I would like you to output every record below exactly, apart from the pictures.

» Source information
::::::::::
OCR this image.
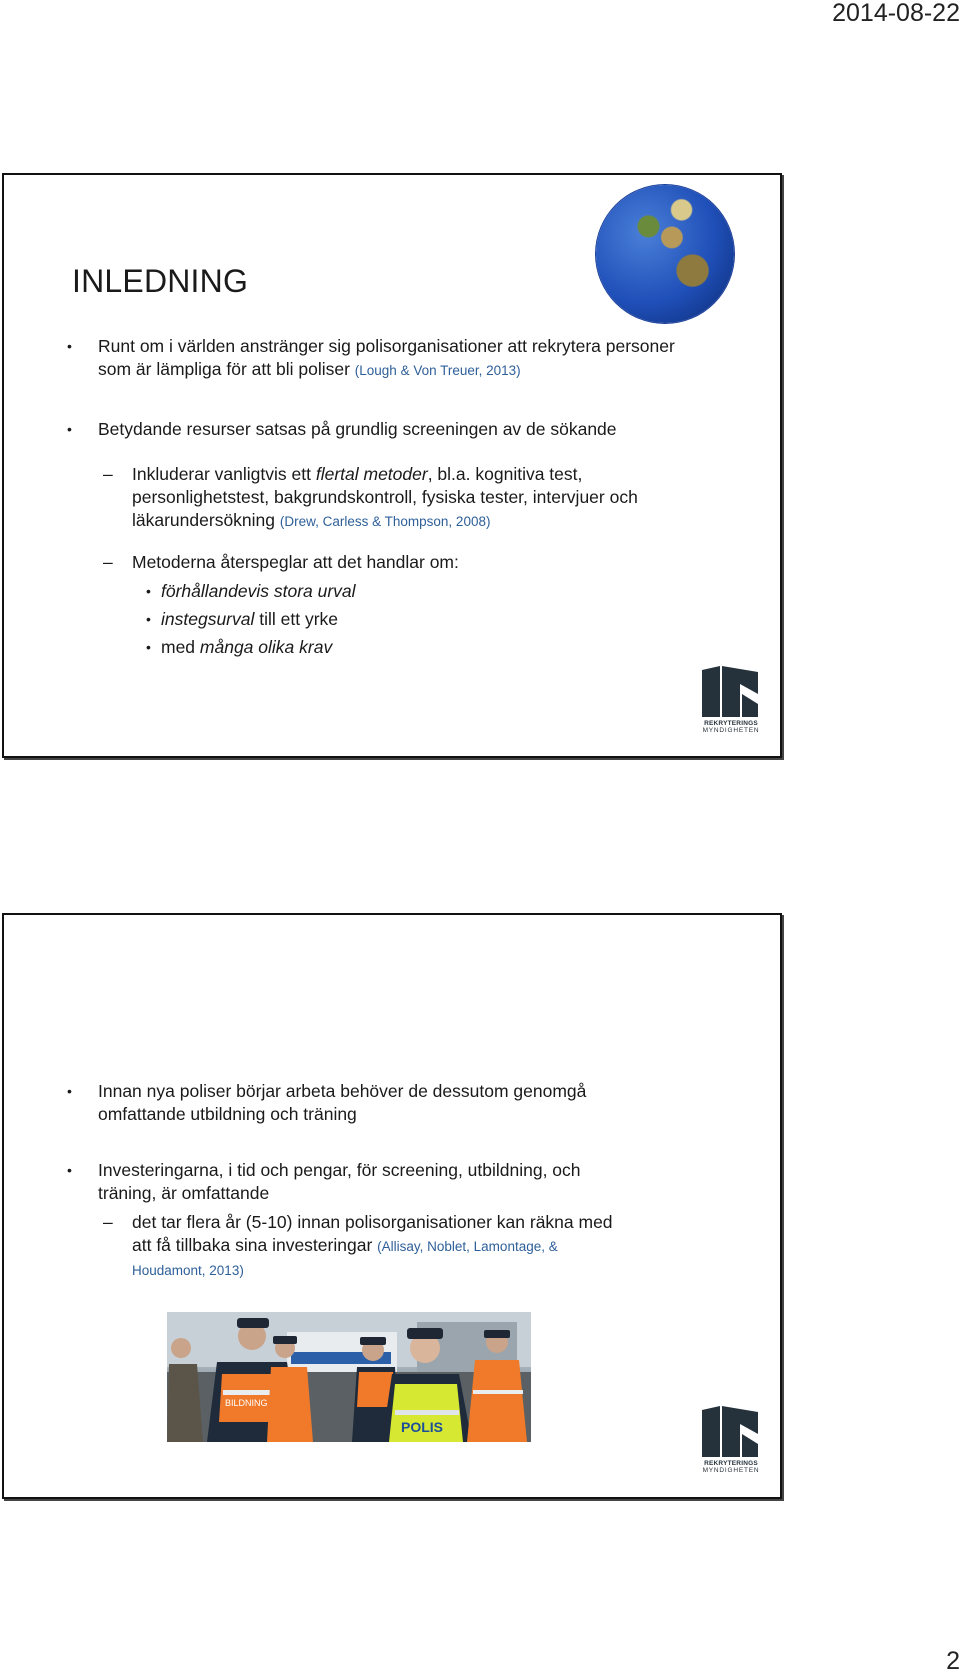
2014-08-22
INLEDNING
• Runt om i världen anstränger sig polisorganisationer att rekrytera personer som är lämpliga för att bli poliser (Lough & Von Treuer, 2013)
• Betydande resurser satsas på grundlig screeningen av de sökande
– Inkluderar vanligtvis ett flertal metoder, bl.a. kognitiva test, personlighetstest, bakgrundskontroll, fysiska tester, intervjuer och läkarundersökning (Drew, Carless & Thompson, 2008)
– Metoderna återspeglar att det handlar om:
• förhållandevis stora urval
• instegsurval till ett yrke
• med många olika krav
REKRYTERINGS
MYNDIGHETEN
• Innan nya poliser börjar arbeta behöver de dessutom genomgå omfattande utbildning och träning
• Investeringarna, i tid och pengar, för screening, utbildning, och träning, är omfattande
– det tar flera år (5-10) innan polisorganisationer kan räkna med att få tillbaka sina investeringar (Allisay, Noblet, Lamontage, & Houdamont, 2013)
BILDNING
POLIS
REKRYTERINGS
MYNDIGHETEN
2
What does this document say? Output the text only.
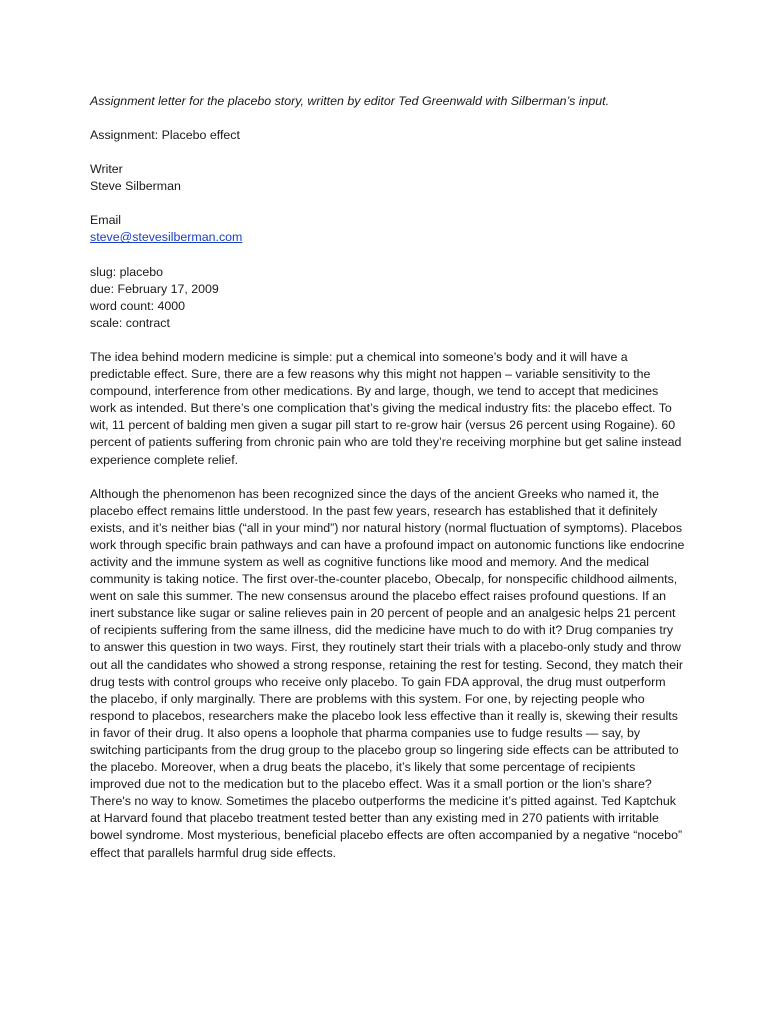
Assignment letter for the placebo story, written by editor Ted Greenwald with Silberman’s input.

Assignment: Placebo effect

Writer
Steve Silberman
Email
steve@stevesilberman.com
slug: placebo
due: February 17, 2009
word count: 4000
scale: contract

The idea behind modern medicine is simple: put a chemical into someone’s body and it will have a predictable effect. Sure, there are a few reasons why this might not happen – variable sensitivity to the compound, interference from other medications. By and large, though, we tend to accept that medicines work as intended. But there’s one complication that’s giving the medical industry fits: the placebo effect. To wit, 11 percent of balding men given a sugar pill start to re-grow hair (versus 26 percent using Rogaine). 60 percent of patients suffering from chronic pain who are told they’re receiving morphine but get saline instead experience complete relief.

Although the phenomenon has been recognized since the days of the ancient Greeks who named it, the placebo effect remains little understood. In the past few years, research has established that it definitely exists, and it’s neither bias (“all in your mind”) nor natural history (normal fluctuation of symptoms). Placebos work through specific brain pathways and can have a profound impact on autonomic functions like endocrine activity and the immune system as well as cognitive functions like mood and memory. And the medical community is taking notice. The first over-the-counter placebo, Obecalp, for nonspecific childhood ailments, went on sale this summer. The new consensus around the placebo effect raises profound questions. If an inert substance like sugar or saline relieves pain in 20 percent of people and an analgesic helps 21 percent of recipients suffering from the same illness, did the medicine have much to do with it? Drug companies try to answer this question in two ways. First, they routinely start their trials with a placebo-only study and throw out all the candidates who showed a strong response, retaining the rest for testing. Second, they match their drug tests with control groups who receive only placebo. To gain FDA approval, the drug must outperform the placebo, if only marginally. There are problems with this system. For one, by rejecting people who respond to placebos, researchers make the placebo look less effective than it really is, skewing their results in favor of their drug. It also opens a loophole that pharma companies use to fudge results — say, by switching participants from the drug group to the placebo group so lingering side effects can be attributed to the placebo. Moreover, when a drug beats the placebo, it’s likely that some percentage of recipients improved due not to the medication but to the placebo effect. Was it a small portion or the lion’s share? There's no way to know. Sometimes the placebo outperforms the medicine it’s pitted against. Ted Kaptchuk at Harvard found that placebo treatment tested better than any existing med in 270 patients with irritable bowel syndrome. Most mysterious, beneficial placebo effects are often accompanied by a negative “nocebo” effect that parallels harmful drug side effects.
::::::::::
» Response to this exercise
OCR this image.
2014-08-22
INLEDNING
• Runt om i världen anstränger sig polisorganisationer att rekrytera personer som är lämpliga för att bli poliser (Lough & Von Treuer, 2013)
• Betydande resurser satsas på grundlig screeningen av de sökande
– Inkluderar vanligtvis ett flertal metoder, bl.a. kognitiva test, personlighetstest, bakgrundskontroll, fysiska tester, intervjuer och läkarundersökning (Drew, Carless & Thompson, 2008)
– Metoderna återspeglar att det handlar om:
• förhållandevis stora urval
• instegsurval till ett yrke
• med många olika krav
REKRYTERINGS
MYNDIGHETEN
• Innan nya poliser börjar arbeta behöver de dessutom genomgå omfattande utbildning och träning
• Investeringarna, i tid och pengar, för screening, utbildning, och träning, är omfattande
– det tar flera år (5-10) innan polisorganisationer kan räkna med att få tillbaka sina investeringar (Allisay, Noblet, Lamontage, & Houdamont, 2013)
BILDNING
POLIS
REKRYTERINGS
MYNDIGHETEN
2
What does this document say? Output the text only.
Assignment letter for the placebo story, written by editor Ted Greenwald with Silberman’s input.

Assignment: Placebo effect

Writer
Steve Silberman
Email
steve@stevesilberman.com
slug: placebo
due: February 17, 2009
word count: 4000
scale: contract

The idea behind modern medicine is simple: put a chemical into someone’s body and it will have a predictable effect. Sure, there are a few reasons why this might not happen – variable sensitivity to the compound, interference from other medications. By and large, though, we tend to accept that medicines work as intended. But there’s one complication that’s giving the medical industry fits: the placebo effect. To wit, 11 percent of balding men given a sugar pill start to re-grow hair (versus 26 percent using Rogaine). 60 percent of patients suffering from chronic pain who are told they’re receiving morphine but get saline instead experience complete relief.

Although the phenomenon has been recognized since the days of the ancient Greeks who named it, the placebo effect remains little understood. In the past few years, research has established that it definitely exists, and it’s neither bias (“all in your mind”) nor natural history (normal fluctuation of symptoms). Placebos work through specific brain pathways and can have a profound impact on autonomic functions like endocrine activity and the immune system as well as cognitive functions like mood and memory. And the medical community is taking notice. The first over-the-counter placebo, Obecalp, for nonspecific childhood ailments, went on sale this summer. The new consensus around the placebo effect raises profound questions. If an inert substance like sugar or saline relieves pain in 20 percent of people and an analgesic helps 21 percent of recipients suffering from the same illness, did the medicine have much to do with it? Drug companies try to answer this question in two ways. First, they routinely start their trials with a placebo-only study and throw out all the candidates who showed a strong response, retaining the rest for testing. Second, they match their drug tests with control groups who receive only placebo. To gain FDA approval, the drug must outperform the placebo, if only marginally. There are problems with this system. For one, by rejecting people who respond to placebos, researchers make the placebo look less effective than it really is, skewing their results in favor of their drug. It also opens a loophole that pharma companies use to fudge results — say, by switching participants from the drug group to the placebo group so lingering side effects can be attributed to the placebo. Moreover, when a drug beats the placebo, it’s likely that some percentage of recipients improved due not to the medication but to the placebo effect. Was it a small portion or the lion’s share? There's no way to know. Sometimes the placebo outperforms the medicine it’s pitted against. Ted Kaptchuk at Harvard found that placebo treatment tested better than any existing med in 270 patients with irritable bowel syndrome. Most mysterious, beneficial placebo effects are often accompanied by a negative “nocebo” effect that parallels harmful drug side effects.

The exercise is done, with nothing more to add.